Gather every line from the entries below that includes "present".

Data to process:
───
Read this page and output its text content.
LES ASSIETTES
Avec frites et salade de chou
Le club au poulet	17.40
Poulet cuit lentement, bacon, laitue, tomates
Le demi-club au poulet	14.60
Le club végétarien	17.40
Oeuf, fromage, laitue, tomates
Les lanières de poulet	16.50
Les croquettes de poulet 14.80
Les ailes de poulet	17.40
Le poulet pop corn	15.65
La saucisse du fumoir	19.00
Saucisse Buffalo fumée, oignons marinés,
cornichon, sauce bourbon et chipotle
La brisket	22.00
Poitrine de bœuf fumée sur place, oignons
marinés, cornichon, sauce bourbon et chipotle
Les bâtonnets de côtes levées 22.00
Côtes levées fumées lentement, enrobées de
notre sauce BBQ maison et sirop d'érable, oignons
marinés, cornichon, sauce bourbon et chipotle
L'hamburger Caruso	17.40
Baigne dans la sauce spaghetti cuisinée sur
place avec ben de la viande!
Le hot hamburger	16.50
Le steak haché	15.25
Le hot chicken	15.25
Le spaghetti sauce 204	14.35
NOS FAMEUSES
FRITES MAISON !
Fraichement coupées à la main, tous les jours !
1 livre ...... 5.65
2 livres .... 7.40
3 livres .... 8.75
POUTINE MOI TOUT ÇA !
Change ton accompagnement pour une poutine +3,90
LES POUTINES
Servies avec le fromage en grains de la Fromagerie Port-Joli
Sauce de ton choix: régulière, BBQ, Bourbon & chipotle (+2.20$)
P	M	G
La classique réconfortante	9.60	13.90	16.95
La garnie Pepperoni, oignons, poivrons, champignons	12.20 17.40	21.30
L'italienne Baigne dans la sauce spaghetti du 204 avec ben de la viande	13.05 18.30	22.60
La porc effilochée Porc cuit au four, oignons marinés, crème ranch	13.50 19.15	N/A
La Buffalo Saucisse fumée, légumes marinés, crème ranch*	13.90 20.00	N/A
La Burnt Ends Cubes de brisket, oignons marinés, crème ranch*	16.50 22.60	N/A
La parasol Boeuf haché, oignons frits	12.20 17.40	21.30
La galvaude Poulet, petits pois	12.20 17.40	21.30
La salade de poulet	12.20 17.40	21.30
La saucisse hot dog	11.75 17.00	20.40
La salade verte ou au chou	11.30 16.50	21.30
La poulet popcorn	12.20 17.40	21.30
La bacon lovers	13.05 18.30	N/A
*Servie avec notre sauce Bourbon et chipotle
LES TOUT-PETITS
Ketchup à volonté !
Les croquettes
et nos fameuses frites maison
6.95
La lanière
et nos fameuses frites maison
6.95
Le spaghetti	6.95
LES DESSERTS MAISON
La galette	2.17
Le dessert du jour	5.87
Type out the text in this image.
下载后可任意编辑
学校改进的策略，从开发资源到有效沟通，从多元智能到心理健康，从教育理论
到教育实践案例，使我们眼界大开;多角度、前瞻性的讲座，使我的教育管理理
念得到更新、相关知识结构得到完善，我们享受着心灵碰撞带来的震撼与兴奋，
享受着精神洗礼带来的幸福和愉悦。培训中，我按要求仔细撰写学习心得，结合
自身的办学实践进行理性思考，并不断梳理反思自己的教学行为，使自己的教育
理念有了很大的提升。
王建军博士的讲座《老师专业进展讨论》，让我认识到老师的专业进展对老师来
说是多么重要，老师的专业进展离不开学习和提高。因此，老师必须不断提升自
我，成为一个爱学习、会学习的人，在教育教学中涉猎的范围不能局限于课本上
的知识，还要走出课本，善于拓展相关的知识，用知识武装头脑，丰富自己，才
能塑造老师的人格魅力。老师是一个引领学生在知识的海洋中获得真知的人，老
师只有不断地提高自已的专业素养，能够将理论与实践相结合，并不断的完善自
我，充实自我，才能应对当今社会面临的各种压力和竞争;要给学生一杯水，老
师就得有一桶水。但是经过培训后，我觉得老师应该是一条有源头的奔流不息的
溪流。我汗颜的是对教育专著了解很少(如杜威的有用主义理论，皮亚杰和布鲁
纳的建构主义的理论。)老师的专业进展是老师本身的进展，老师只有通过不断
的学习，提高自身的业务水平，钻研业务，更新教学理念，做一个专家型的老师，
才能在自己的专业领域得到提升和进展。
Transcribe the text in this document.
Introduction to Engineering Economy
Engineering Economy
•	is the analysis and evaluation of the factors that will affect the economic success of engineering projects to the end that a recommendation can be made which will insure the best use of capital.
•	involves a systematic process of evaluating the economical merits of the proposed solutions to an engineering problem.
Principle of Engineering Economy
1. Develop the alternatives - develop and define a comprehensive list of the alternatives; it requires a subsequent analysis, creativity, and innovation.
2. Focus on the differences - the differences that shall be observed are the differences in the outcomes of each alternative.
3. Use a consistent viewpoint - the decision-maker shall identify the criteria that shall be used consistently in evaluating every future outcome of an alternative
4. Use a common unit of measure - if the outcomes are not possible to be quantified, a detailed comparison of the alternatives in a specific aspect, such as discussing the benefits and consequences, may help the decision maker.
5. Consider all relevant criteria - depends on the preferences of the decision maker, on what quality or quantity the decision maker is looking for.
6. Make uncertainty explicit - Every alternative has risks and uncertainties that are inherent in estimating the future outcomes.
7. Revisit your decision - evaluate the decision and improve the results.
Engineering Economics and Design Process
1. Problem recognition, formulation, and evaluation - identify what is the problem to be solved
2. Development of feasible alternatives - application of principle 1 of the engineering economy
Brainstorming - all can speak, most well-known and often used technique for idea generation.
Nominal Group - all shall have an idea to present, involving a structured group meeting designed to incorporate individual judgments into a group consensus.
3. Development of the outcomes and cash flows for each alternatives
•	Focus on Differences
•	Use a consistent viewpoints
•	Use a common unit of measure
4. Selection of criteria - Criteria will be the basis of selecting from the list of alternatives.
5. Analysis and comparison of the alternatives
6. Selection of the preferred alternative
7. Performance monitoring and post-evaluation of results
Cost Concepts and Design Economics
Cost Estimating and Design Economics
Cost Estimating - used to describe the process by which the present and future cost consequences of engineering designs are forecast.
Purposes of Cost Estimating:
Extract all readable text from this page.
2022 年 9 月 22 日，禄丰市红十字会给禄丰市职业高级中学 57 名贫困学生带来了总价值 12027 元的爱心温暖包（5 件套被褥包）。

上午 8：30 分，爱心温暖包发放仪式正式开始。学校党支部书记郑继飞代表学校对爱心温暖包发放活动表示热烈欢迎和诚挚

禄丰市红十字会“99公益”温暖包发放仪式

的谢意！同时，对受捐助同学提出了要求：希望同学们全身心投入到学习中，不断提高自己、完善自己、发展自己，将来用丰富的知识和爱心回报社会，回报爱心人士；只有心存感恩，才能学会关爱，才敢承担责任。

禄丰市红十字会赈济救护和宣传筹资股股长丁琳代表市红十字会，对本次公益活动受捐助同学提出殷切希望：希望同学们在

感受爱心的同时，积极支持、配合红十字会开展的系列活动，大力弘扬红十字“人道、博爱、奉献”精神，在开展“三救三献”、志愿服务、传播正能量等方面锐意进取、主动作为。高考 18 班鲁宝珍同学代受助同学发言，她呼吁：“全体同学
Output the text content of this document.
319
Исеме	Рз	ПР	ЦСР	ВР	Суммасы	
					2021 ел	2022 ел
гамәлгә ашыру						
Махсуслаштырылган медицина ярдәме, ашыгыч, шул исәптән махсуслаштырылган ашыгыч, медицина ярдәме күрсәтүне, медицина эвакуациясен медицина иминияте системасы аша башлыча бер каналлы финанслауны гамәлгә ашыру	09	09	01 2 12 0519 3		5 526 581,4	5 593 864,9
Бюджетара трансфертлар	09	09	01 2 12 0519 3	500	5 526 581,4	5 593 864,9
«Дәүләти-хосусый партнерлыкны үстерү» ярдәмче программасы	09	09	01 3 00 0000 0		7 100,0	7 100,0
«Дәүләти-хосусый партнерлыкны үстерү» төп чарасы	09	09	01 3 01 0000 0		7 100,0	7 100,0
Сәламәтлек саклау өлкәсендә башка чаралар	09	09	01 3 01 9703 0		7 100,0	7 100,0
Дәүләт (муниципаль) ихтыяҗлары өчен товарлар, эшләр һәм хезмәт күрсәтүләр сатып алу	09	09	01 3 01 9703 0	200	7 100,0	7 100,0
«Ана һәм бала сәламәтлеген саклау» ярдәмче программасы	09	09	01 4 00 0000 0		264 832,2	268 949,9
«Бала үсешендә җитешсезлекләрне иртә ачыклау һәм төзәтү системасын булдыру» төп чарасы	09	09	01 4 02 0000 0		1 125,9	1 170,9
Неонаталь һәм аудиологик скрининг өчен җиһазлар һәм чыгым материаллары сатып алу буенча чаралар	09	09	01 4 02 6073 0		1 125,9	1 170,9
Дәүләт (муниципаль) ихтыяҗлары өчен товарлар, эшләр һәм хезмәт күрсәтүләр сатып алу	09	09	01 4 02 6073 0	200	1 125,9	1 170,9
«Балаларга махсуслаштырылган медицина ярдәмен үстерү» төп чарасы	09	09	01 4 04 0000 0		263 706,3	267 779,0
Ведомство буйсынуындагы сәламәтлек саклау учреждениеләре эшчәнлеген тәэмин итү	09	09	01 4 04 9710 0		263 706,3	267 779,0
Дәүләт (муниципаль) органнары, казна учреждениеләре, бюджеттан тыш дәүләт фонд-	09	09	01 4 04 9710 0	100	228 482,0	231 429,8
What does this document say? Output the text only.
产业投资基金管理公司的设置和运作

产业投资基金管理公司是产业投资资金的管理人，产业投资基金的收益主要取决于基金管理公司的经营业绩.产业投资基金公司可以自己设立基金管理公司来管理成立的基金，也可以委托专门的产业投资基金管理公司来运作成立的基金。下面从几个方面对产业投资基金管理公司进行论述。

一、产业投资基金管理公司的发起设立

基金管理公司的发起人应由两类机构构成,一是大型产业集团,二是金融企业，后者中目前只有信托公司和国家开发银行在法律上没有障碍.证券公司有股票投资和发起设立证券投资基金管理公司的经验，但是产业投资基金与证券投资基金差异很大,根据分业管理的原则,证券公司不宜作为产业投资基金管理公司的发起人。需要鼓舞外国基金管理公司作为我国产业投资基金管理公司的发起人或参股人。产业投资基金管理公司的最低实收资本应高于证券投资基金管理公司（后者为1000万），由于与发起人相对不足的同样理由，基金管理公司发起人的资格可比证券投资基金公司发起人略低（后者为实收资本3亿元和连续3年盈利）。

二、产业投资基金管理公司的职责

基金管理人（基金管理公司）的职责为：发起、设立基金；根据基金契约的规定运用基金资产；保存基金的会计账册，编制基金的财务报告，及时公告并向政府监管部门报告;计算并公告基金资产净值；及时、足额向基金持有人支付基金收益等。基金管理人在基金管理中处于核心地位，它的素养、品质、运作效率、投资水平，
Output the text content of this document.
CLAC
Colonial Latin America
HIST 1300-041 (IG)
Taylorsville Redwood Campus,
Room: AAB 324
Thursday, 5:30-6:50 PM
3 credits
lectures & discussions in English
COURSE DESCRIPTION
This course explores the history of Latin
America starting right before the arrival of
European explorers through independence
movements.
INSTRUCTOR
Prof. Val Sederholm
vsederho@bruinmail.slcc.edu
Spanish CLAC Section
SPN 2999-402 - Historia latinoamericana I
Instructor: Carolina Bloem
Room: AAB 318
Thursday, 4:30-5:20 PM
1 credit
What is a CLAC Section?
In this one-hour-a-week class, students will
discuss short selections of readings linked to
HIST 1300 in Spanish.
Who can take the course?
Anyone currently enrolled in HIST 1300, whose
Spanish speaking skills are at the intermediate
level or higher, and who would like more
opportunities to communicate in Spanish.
───
Worked solution:
Nominal Group - all shall have an idea to present, involving a structured group meeting designed to incorporate individual judgments into a group consensus.
Cost Estimating - used to describe the process by which the present and future cost consequences of engineering designs are forecast.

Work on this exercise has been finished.